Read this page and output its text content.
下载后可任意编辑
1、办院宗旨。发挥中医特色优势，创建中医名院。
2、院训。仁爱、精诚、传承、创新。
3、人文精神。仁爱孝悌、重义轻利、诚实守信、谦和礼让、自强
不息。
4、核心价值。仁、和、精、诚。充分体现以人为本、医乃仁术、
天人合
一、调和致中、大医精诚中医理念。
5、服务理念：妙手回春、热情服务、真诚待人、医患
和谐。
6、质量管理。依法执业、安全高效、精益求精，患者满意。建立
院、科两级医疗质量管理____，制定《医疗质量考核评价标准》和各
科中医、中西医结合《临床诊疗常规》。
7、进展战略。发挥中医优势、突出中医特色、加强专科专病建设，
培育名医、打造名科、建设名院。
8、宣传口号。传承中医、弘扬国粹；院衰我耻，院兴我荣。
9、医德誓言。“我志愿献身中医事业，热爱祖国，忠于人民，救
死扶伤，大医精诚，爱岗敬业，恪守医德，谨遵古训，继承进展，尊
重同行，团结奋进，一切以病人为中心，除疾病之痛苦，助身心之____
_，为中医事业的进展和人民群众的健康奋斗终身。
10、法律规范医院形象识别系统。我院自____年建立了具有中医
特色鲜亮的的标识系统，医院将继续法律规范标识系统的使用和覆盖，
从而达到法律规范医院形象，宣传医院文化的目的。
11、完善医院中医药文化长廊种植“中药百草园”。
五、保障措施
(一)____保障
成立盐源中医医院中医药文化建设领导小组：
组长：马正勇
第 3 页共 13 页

● ● ●

> **Exercise details**: Write out the full listing, keeping every line exactly as it is.

> **Output for this exercise**:
Read this page and output its text content.
下载后可任意编辑
1、办院宗旨。发挥中医特色优势，创建中医名院。
2、院训。仁爱、精诚、传承、创新。
3、人文精神。仁爱孝悌、重义轻利、诚实守信、谦和礼让、自强
不息。
4、核心价值。仁、和、精、诚。充分体现以人为本、医乃仁术、
天人合
一、调和致中、大医精诚中医理念。
5、服务理念：妙手回春、热情服务、真诚待人、医患
和谐。
6、质量管理。依法执业、安全高效、精益求精，患者满意。建立
院、科两级医疗质量管理____，制定《医疗质量考核评价标准》和各
科中医、中西医结合《临床诊疗常规》。
7、进展战略。发挥中医优势、突出中医特色、加强专科专病建设，
培育名医、打造名科、建设名院。
8、宣传口号。传承中医、弘扬国粹；院衰我耻，院兴我荣。
9、医德誓言。“我志愿献身中医事业，热爱祖国，忠于人民，救
死扶伤，大医精诚，爱岗敬业，恪守医德，谨遵古训，继承进展，尊
重同行，团结奋进，一切以病人为中心，除疾病之痛苦，助身心之____
_，为中医事业的进展和人民群众的健康奋斗终身。
10、法律规范医院形象识别系统。我院自____年建立了具有中医
特色鲜亮的的标识系统，医院将继续法律规范标识系统的使用和覆盖，
从而达到法律规范医院形象，宣传医院文化的目的。
11、完善医院中医药文化长廊种植“中药百草园”。
五、保障措施
(一)____保障
成立盐源中医医院中医药文化建设领导小组：
组长：马正勇
第 3 页共 13 页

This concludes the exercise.